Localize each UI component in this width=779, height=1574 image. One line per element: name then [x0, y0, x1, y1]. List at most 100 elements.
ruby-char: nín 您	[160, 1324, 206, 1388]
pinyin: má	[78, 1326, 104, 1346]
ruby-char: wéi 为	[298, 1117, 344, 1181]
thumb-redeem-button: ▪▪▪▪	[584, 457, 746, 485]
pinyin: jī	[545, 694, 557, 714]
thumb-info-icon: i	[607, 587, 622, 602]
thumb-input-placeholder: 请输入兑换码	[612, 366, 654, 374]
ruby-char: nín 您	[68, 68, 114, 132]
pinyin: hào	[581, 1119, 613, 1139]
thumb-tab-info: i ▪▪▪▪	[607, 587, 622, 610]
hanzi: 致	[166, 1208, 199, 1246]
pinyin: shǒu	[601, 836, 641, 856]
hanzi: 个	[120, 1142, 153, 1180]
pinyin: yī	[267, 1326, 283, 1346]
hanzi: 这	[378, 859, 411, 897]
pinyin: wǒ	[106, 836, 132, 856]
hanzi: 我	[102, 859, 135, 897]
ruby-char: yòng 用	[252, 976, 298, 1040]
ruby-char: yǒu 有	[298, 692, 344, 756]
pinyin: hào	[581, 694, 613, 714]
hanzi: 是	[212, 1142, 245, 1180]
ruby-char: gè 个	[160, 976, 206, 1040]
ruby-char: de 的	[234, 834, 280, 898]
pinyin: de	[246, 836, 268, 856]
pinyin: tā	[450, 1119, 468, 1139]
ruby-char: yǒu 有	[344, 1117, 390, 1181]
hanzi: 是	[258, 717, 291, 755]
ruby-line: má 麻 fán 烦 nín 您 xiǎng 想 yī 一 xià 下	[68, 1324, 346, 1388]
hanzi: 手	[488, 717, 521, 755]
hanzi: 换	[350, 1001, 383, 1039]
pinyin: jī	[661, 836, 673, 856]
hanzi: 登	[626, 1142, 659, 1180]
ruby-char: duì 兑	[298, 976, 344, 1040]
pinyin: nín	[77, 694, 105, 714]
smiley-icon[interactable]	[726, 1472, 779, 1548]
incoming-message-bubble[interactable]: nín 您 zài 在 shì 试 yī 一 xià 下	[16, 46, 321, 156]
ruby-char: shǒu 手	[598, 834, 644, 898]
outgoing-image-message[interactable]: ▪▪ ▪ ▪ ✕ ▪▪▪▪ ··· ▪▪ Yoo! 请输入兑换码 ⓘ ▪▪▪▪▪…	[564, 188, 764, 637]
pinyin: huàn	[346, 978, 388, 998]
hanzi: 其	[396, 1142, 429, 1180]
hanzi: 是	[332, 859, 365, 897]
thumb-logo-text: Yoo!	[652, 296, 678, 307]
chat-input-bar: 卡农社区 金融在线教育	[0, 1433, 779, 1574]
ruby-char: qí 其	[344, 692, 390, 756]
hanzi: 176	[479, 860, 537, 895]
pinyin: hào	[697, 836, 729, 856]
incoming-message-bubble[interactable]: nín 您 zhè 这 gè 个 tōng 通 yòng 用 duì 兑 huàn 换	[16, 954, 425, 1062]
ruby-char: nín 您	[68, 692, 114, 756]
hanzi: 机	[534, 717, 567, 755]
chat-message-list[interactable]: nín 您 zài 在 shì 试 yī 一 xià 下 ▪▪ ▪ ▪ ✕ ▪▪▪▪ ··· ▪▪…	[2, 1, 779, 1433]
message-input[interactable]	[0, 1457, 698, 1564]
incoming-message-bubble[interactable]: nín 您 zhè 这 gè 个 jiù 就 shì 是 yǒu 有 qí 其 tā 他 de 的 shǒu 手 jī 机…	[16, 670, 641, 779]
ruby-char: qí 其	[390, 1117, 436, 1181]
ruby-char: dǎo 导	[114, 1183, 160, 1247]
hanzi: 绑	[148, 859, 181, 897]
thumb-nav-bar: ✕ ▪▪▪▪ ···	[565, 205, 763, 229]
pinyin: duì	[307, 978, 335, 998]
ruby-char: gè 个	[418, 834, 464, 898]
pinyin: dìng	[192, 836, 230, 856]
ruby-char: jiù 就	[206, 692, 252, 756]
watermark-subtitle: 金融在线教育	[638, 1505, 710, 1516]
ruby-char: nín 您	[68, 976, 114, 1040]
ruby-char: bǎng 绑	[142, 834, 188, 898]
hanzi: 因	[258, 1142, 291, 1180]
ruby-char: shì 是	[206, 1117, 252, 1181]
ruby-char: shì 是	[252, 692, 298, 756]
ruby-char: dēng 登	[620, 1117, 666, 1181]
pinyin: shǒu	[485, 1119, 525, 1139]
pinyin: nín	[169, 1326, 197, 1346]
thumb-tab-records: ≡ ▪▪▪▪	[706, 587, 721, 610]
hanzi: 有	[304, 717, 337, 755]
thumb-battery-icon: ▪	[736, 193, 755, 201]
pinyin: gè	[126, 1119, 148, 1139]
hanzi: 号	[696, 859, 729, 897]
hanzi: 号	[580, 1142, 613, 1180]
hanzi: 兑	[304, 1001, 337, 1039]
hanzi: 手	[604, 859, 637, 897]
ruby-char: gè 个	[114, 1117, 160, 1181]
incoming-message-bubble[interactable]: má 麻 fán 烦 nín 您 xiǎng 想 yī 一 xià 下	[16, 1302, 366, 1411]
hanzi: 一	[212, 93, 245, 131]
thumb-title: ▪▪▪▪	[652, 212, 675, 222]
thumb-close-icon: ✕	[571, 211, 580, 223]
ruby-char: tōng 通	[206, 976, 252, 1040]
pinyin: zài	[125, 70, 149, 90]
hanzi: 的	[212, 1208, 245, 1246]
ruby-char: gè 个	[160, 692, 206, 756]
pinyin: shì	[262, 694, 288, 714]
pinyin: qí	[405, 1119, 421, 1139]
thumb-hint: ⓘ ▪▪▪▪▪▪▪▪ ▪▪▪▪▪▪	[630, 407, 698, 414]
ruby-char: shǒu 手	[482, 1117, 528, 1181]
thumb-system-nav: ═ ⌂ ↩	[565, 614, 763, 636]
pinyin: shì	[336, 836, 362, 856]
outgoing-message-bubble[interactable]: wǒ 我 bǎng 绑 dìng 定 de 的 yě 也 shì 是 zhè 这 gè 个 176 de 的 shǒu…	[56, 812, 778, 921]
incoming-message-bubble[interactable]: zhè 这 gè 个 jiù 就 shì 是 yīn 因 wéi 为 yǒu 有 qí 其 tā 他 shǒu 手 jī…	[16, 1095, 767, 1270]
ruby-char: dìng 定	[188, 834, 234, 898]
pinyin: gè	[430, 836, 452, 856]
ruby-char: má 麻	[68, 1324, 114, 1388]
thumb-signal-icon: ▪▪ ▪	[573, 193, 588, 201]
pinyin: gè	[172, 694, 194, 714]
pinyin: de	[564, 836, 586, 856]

WORK TO COMPLETE> Reproduce the rows verbatim from the first line through the line containing "836, 673, 856]", including both of those lines.

RESULT OF THE TASK>
Localize each UI component in this width=779, height=1574 image. One line per element: name then [x0, y0, x1, y1]. List at most 100 elements.
ruby-char: nín 您	[160, 1324, 206, 1388]
pinyin: má	[78, 1326, 104, 1346]
ruby-char: wéi 为	[298, 1117, 344, 1181]
thumb-redeem-button: ▪▪▪▪	[584, 457, 746, 485]
pinyin: jī	[545, 694, 557, 714]
thumb-info-icon: i	[607, 587, 622, 602]
thumb-input-placeholder: 请输入兑换码	[612, 366, 654, 374]
ruby-char: nín 您	[68, 68, 114, 132]
pinyin: hào	[581, 1119, 613, 1139]
thumb-tab-info: i ▪▪▪▪	[607, 587, 622, 610]
hanzi: 致	[166, 1208, 199, 1246]
pinyin: shǒu	[601, 836, 641, 856]
hanzi: 个	[120, 1142, 153, 1180]
pinyin: yī	[267, 1326, 283, 1346]
hanzi: 这	[378, 859, 411, 897]
pinyin: wǒ	[106, 836, 132, 856]
hanzi: 我	[102, 859, 135, 897]
ruby-char: yòng 用	[252, 976, 298, 1040]
ruby-char: yǒu 有	[298, 692, 344, 756]
pinyin: hào	[581, 694, 613, 714]
hanzi: 是	[212, 1142, 245, 1180]
ruby-char: gè 个	[160, 976, 206, 1040]
ruby-char: de 的	[234, 834, 280, 898]
pinyin: de	[246, 836, 268, 856]
pinyin: tā	[450, 1119, 468, 1139]
ruby-char: yǒu 有	[344, 1117, 390, 1181]
hanzi: 是	[258, 717, 291, 755]
ruby-line: má 麻 fán 烦 nín 您 xiǎng 想 yī 一 xià 下	[68, 1324, 346, 1388]
hanzi: 手	[488, 717, 521, 755]
hanzi: 换	[350, 1001, 383, 1039]
pinyin: jī	[661, 836, 673, 856]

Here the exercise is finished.